WHAT IS REQUIRED: Present the following data again exactly as it is shown.

Stored dataset items:
>> START

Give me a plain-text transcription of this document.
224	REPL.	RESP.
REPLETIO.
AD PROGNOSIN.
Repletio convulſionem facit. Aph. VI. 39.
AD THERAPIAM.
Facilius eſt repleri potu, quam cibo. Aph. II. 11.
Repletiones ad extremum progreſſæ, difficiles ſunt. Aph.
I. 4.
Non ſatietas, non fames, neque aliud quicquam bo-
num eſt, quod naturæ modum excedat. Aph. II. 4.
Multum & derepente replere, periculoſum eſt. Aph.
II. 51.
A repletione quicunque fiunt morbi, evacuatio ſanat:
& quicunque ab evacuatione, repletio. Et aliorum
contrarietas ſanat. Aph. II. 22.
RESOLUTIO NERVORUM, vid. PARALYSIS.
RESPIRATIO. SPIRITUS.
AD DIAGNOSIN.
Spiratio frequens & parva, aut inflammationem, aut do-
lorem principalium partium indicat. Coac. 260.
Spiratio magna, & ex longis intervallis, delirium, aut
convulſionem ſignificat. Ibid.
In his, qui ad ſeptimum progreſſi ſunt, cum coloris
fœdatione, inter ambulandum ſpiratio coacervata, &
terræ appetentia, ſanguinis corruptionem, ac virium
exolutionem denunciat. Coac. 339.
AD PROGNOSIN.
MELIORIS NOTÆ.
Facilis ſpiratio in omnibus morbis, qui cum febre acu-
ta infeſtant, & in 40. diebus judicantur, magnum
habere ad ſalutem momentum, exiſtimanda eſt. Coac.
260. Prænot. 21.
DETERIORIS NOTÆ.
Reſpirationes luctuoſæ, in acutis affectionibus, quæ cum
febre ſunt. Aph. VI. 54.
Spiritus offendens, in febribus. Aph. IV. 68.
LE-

>> END

EXPECTED ANSWER:
Give me a plain-text transcription of this document.
224	REPL.	RESP.
REPLETIO.
AD PROGNOSIN.
Repletio convulſionem facit. Aph. VI. 39.
AD THERAPIAM.
Facilius eſt repleri potu, quam cibo. Aph. II. 11.
Repletiones ad extremum progreſſæ, difficiles ſunt. Aph.
I. 4.
Non ſatietas, non fames, neque aliud quicquam bo-
num eſt, quod naturæ modum excedat. Aph. II. 4.
Multum & derepente replere, periculoſum eſt. Aph.
II. 51.
A repletione quicunque fiunt morbi, evacuatio ſanat:
& quicunque ab evacuatione, repletio. Et aliorum
contrarietas ſanat. Aph. II. 22.
RESOLUTIO NERVORUM, vid. PARALYSIS.
RESPIRATIO. SPIRITUS.
AD DIAGNOSIN.
Spiratio frequens & parva, aut inflammationem, aut do-
lorem principalium partium indicat. Coac. 260.
Spiratio magna, & ex longis intervallis, delirium, aut
convulſionem ſignificat. Ibid.
In his, qui ad ſeptimum progreſſi ſunt, cum coloris
fœdatione, inter ambulandum ſpiratio coacervata, &
terræ appetentia, ſanguinis corruptionem, ac virium
exolutionem denunciat. Coac. 339.
AD PROGNOSIN.
MELIORIS NOTÆ.
Facilis ſpiratio in omnibus morbis, qui cum febre acu-
ta infeſtant, & in 40. diebus judicantur, magnum
habere ad ſalutem momentum, exiſtimanda eſt. Coac.
260. Prænot. 21.
DETERIORIS NOTÆ.
Reſpirationes luctuoſæ, in acutis affectionibus, quæ cum
febre ſunt. Aph. VI. 54.
Spiritus offendens, in febribus. Aph. IV. 68.
LE-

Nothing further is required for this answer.